* **Extracted records**
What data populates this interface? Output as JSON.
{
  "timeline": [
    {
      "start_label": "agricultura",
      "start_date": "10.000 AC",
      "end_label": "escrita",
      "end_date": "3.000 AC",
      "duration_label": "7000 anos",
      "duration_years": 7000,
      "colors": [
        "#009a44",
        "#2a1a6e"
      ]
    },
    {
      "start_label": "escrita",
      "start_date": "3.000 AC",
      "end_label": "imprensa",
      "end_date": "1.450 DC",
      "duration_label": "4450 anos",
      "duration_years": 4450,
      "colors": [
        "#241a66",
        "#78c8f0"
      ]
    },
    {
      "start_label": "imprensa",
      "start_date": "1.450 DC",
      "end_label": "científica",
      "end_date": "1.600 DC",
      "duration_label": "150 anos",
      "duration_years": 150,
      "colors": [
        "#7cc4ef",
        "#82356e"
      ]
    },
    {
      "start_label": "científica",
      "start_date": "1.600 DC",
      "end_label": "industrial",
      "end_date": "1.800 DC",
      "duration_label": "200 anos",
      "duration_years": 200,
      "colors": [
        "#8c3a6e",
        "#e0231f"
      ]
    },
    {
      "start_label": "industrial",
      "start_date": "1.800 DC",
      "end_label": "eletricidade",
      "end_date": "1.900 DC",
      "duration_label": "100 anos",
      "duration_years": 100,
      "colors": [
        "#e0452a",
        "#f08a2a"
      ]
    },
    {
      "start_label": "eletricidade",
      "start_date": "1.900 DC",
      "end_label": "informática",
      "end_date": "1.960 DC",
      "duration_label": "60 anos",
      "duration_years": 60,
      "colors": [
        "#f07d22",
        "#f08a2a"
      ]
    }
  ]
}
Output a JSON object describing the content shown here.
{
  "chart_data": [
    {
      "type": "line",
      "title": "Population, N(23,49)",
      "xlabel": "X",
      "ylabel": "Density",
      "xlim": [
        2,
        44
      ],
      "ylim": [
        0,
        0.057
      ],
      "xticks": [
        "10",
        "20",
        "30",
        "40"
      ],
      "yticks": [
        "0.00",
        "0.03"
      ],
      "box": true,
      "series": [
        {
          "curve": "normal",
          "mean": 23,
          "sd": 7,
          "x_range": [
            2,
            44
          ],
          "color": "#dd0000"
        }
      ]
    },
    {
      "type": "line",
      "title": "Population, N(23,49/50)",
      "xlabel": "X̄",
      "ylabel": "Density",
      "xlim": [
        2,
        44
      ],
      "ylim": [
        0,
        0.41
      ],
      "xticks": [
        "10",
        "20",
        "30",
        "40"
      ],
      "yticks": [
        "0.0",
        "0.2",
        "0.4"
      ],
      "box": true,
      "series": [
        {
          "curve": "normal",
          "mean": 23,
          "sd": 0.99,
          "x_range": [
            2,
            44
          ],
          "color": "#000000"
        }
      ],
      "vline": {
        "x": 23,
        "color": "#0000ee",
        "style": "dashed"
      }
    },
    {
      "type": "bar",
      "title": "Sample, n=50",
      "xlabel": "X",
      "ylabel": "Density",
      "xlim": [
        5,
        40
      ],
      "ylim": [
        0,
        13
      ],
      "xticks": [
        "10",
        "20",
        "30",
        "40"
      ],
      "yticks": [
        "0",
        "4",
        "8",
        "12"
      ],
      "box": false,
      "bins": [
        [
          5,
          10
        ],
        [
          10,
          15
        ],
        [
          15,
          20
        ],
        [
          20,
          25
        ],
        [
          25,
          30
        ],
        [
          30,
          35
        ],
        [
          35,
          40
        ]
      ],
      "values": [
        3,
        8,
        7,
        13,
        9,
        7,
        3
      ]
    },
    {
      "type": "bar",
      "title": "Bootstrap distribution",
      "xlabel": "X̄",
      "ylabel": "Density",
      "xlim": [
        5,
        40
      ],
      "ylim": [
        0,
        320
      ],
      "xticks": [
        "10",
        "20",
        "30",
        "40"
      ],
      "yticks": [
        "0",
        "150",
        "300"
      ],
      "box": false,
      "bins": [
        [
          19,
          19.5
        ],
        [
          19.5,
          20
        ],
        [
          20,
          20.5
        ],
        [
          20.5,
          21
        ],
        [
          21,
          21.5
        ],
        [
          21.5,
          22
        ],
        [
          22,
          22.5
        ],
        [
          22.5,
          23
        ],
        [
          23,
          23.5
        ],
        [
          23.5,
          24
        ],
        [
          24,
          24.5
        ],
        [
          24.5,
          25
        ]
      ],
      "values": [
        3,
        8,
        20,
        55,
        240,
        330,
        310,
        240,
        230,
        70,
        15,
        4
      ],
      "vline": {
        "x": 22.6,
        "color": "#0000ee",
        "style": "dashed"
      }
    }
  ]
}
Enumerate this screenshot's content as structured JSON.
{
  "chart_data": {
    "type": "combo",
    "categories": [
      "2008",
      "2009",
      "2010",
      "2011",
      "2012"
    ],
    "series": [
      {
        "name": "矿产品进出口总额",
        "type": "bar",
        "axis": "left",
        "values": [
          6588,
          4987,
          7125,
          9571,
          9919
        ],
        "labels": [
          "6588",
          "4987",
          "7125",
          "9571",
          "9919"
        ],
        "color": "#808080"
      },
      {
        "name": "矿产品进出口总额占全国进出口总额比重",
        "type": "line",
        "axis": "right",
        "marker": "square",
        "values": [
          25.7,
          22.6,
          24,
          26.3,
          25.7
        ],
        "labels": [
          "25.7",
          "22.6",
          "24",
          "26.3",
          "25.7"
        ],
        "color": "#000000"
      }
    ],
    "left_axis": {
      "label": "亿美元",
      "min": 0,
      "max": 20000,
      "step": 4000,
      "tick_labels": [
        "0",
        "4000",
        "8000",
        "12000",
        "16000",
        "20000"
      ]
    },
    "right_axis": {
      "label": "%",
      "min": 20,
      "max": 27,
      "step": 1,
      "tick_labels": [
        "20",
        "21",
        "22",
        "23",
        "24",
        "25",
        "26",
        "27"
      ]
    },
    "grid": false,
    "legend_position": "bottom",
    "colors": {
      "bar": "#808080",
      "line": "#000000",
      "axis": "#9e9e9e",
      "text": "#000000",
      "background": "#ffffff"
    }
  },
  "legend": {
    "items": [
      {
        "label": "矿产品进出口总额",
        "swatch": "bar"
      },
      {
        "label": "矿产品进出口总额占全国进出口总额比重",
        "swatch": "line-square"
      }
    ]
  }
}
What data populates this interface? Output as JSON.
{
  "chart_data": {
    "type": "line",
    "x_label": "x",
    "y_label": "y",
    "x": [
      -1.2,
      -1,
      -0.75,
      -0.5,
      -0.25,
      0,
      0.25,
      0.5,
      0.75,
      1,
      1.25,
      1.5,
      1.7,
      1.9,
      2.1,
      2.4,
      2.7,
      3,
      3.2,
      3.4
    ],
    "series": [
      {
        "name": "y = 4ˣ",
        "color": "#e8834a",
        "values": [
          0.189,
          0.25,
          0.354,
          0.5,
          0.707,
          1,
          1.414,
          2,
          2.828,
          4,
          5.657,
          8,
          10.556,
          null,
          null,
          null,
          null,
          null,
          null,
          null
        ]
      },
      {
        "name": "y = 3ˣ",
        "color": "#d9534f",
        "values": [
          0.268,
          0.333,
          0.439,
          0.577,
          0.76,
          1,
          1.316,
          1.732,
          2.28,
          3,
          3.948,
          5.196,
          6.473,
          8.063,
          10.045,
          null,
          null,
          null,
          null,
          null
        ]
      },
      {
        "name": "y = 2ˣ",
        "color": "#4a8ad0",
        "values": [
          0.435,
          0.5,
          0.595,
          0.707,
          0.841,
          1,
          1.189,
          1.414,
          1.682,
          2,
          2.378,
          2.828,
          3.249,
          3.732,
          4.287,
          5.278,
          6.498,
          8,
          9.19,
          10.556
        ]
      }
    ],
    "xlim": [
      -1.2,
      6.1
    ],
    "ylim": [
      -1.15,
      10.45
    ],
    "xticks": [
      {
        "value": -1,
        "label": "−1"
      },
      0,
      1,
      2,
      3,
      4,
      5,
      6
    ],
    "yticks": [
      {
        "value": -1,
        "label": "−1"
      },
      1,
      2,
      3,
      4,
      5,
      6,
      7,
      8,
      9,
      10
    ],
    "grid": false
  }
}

* **Task to carry out**
Identify and extract each line of the listing that contains "industrial".

* **Task response**
      "end_label": "industrial",
      "start_label": "industrial",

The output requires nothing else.